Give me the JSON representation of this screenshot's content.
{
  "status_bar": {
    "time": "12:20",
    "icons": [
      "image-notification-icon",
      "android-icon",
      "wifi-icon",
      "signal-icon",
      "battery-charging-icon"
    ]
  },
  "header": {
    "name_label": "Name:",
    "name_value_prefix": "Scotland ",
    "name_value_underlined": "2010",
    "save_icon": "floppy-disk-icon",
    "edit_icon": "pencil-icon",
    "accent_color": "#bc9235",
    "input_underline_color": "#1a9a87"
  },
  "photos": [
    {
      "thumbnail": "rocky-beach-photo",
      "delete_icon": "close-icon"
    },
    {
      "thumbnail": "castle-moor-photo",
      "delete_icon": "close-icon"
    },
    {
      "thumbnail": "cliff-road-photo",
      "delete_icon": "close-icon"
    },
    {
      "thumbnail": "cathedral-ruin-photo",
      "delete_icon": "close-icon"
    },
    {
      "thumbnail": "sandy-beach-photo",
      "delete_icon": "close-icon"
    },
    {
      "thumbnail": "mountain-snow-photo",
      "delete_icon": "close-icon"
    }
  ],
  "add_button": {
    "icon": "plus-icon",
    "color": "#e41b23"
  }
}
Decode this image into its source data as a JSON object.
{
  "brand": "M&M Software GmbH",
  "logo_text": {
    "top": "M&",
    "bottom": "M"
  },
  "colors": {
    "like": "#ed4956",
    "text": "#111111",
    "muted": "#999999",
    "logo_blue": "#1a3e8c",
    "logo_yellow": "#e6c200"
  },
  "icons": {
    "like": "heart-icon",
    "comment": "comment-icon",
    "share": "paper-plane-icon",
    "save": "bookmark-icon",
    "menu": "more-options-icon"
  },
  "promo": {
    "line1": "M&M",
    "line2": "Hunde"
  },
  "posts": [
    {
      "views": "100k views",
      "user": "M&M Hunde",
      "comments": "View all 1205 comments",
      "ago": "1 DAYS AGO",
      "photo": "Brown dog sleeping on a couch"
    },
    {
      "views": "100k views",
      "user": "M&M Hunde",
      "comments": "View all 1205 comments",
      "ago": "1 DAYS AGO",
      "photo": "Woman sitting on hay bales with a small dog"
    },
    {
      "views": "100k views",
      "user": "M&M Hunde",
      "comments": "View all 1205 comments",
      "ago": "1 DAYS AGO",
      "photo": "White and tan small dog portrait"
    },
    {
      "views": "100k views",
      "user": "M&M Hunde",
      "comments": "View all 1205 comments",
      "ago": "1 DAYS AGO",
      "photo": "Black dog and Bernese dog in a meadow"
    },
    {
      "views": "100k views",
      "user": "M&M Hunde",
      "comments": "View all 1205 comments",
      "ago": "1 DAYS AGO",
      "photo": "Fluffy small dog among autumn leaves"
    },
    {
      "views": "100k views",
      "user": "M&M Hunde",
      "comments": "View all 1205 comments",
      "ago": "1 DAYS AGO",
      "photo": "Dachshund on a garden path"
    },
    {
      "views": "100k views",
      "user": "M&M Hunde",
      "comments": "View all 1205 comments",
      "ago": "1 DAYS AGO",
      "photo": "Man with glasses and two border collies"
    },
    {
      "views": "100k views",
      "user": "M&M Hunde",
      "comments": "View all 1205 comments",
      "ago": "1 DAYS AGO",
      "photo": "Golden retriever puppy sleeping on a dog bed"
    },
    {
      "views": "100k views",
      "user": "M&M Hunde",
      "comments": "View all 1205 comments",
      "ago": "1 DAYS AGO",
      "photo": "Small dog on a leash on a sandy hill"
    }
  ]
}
______
# [Aim of the exercise]
Copy out each record, keeping every word as it is.

# [The solution]
Give me the JSON representation of this screenshot's content.
{
  "status_bar": {
    "time": "12:20",
    "icons": [
      "image-notification-icon",
      "android-icon",
      "wifi-icon",
      "signal-icon",
      "battery-charging-icon"
    ]
  },
  "header": {
    "name_label": "Name:",
    "name_value_prefix": "Scotland ",
    "name_value_underlined": "2010",
    "save_icon": "floppy-disk-icon",
    "edit_icon": "pencil-icon",
    "accent_color": "#bc9235",
    "input_underline_color": "#1a9a87"
  },
  "photos": [
    {
      "thumbnail": "rocky-beach-photo",
      "delete_icon": "close-icon"
    },
    {
      "thumbnail": "castle-moor-photo",
      "delete_icon": "close-icon"
    },
    {
      "thumbnail": "cliff-road-photo",
      "delete_icon": "close-icon"
    },
    {
      "thumbnail": "cathedral-ruin-photo",
      "delete_icon": "close-icon"
    },
    {
      "thumbnail": "sandy-beach-photo",
      "delete_icon": "close-icon"
    },
    {
      "thumbnail": "mountain-snow-photo",
      "delete_icon": "close-icon"
    }
  ],
  "add_button": {
    "icon": "plus-icon",
    "color": "#e41b23"
  }
}
Decode this image into its source data as a JSON object.
{
  "brand": "M&M Software GmbH",
  "logo_text": {
    "top": "M&",
    "bottom": "M"
  },
  "colors": {
    "like": "#ed4956",
    "text": "#111111",
    "muted": "#999999",
    "logo_blue": "#1a3e8c",
    "logo_yellow": "#e6c200"
  },
  "icons": {
    "like": "heart-icon",
    "comment": "comment-icon",
    "share": "paper-plane-icon",
    "save": "bookmark-icon",
    "menu": "more-options-icon"
  },
  "promo": {
    "line1": "M&M",
    "line2": "Hunde"
  },
  "posts": [
    {
      "views": "100k views",
      "user": "M&M Hunde",
      "comments": "View all 1205 comments",
      "ago": "1 DAYS AGO",
      "photo": "Brown dog sleeping on a couch"
    },
    {
      "views": "100k views",
      "user": "M&M Hunde",
      "comments": "View all 1205 comments",
      "ago": "1 DAYS AGO",
      "photo": "Woman sitting on hay bales with a small dog"
    },
    {
      "views": "100k views",
      "user": "M&M Hunde",
      "comments": "View all 1205 comments",
      "ago": "1 DAYS AGO",
      "photo": "White and tan small dog portrait"
    },
    {
      "views": "100k views",
      "user": "M&M Hunde",
      "comments": "View all 1205 comments",
      "ago": "1 DAYS AGO",
      "photo": "Black dog and Bernese dog in a meadow"
    },
    {
      "views": "100k views",
      "user": "M&M Hunde",
      "comments": "View all 1205 comments",
      "ago": "1 DAYS AGO",
      "photo": "Fluffy small dog among autumn leaves"
    },
    {
      "views": "100k views",
      "user": "M&M Hunde",
      "comments": "View all 1205 comments",
      "ago": "1 DAYS AGO",
      "photo": "Dachshund on a garden path"
    },
    {
      "views": "100k views",
      "user": "M&M Hunde",
      "comments": "View all 1205 comments",
      "ago": "1 DAYS AGO",
      "photo": "Man with glasses and two border collies"
    },
    {
      "views": "100k views",
      "user": "M&M Hunde",
      "comments": "View all 1205 comments",
      "ago": "1 DAYS AGO",
      "photo": "Golden retriever puppy sleeping on a dog bed"
    },
    {
      "views": "100k views",
      "user": "M&M Hunde",
      "comments": "View all 1205 comments",
      "ago": "1 DAYS AGO",
      "photo": "Small dog on a leash on a sandy hill"
    }
  ]
}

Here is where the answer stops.